[Data listing]
----

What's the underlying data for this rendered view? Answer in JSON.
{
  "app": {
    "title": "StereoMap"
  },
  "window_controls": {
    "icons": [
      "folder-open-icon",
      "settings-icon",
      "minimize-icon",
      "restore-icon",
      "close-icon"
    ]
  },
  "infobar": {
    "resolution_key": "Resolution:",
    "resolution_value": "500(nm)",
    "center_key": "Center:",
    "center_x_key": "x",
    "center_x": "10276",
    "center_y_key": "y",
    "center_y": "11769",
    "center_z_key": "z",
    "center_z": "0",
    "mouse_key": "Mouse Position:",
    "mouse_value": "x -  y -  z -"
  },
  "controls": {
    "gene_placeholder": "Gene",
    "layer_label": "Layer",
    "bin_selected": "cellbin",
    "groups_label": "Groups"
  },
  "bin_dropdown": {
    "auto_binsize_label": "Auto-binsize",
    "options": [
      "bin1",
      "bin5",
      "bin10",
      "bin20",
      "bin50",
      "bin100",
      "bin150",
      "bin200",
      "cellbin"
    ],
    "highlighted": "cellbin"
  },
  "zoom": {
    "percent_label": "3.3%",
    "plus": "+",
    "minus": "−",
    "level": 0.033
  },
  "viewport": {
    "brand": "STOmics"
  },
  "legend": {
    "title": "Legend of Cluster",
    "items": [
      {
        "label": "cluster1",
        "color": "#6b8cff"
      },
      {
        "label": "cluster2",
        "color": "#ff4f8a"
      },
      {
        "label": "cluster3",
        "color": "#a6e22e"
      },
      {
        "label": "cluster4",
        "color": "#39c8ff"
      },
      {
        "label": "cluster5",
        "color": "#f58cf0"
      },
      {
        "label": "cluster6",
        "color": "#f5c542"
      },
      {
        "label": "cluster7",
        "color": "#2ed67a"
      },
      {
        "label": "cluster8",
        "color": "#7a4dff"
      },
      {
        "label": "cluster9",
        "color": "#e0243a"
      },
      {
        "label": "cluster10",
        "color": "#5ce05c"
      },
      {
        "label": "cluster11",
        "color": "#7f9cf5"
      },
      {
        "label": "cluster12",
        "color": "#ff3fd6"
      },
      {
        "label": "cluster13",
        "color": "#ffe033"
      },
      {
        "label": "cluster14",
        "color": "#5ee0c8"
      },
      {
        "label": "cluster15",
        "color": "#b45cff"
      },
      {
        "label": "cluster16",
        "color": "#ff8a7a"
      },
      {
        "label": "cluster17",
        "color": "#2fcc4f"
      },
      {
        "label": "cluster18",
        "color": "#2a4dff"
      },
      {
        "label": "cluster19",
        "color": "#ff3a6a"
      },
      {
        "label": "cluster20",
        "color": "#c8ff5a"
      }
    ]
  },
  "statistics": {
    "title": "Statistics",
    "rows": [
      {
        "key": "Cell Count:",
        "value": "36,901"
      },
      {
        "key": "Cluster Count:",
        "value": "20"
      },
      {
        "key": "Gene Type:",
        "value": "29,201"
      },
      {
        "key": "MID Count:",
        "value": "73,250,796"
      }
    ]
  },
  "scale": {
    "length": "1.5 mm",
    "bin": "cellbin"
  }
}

----

WHAT IS EXPECTED: Look over the records above and copy each line that includes the string "Count".

TASK OUTPUT:
        "key": "Cell Count:",
        "key": "Cluster Count:",
        "key": "MID Count:",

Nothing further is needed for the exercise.